• REQUIREMENT
Your task is to copy each line that has the word "true".

(Dataset records)
----

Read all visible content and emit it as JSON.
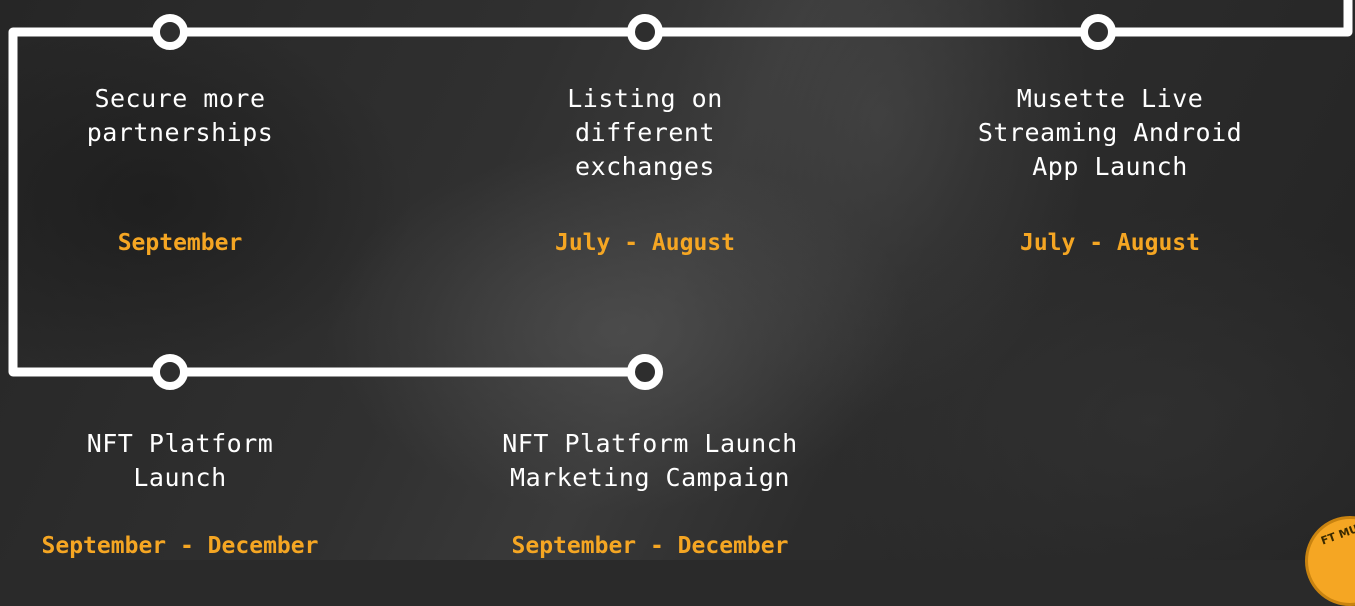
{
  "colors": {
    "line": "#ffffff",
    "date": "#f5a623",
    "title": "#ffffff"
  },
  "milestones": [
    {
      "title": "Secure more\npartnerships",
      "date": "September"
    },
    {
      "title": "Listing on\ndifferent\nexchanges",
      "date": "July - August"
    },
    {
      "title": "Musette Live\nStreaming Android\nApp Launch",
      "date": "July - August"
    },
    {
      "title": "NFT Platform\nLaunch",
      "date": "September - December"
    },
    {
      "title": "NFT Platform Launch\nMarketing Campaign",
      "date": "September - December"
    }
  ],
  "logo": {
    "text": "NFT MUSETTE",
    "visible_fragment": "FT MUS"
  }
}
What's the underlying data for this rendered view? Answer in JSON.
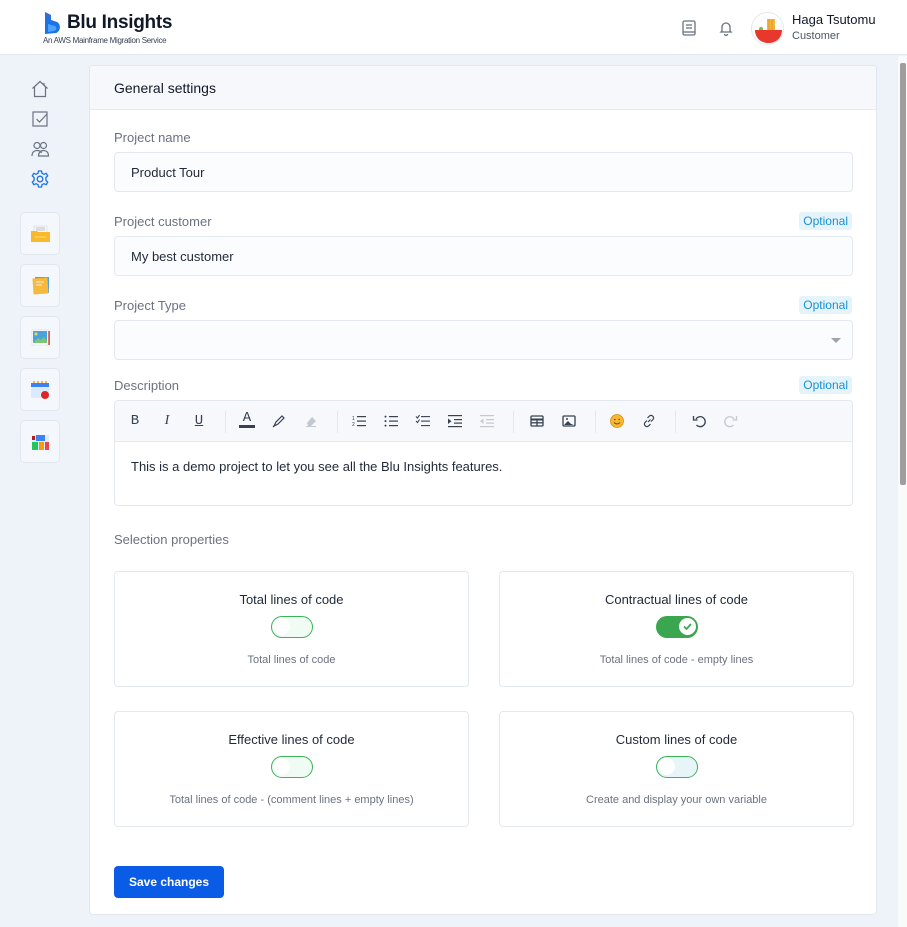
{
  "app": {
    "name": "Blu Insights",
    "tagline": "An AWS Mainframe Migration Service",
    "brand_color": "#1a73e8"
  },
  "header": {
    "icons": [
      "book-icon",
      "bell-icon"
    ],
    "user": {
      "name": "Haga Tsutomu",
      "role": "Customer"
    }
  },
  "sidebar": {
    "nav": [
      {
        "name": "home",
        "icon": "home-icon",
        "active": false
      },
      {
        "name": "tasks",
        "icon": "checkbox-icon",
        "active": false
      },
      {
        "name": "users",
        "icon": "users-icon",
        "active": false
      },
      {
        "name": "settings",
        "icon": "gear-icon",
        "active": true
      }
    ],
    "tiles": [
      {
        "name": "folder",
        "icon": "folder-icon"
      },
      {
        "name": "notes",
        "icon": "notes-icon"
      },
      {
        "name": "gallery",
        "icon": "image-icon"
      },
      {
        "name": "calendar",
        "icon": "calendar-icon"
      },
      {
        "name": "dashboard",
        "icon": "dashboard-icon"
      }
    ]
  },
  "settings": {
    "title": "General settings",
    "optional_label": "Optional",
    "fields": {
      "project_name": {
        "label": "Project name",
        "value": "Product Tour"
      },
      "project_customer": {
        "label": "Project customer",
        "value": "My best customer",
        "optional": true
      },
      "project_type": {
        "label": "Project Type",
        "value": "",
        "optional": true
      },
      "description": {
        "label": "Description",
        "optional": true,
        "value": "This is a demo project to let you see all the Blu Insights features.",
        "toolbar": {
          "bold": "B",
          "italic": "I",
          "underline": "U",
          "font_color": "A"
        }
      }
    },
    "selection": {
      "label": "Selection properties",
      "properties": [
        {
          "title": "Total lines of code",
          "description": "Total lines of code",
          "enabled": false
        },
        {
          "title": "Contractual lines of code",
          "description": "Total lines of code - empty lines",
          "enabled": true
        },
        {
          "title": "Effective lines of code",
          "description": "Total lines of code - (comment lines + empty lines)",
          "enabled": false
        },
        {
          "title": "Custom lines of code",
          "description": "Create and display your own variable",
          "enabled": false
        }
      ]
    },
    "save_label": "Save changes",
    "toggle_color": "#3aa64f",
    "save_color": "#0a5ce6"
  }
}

----

• OUTPUT
        "active": true
        "optional": true
        "optional": true
        "optional": true,
          "enabled": true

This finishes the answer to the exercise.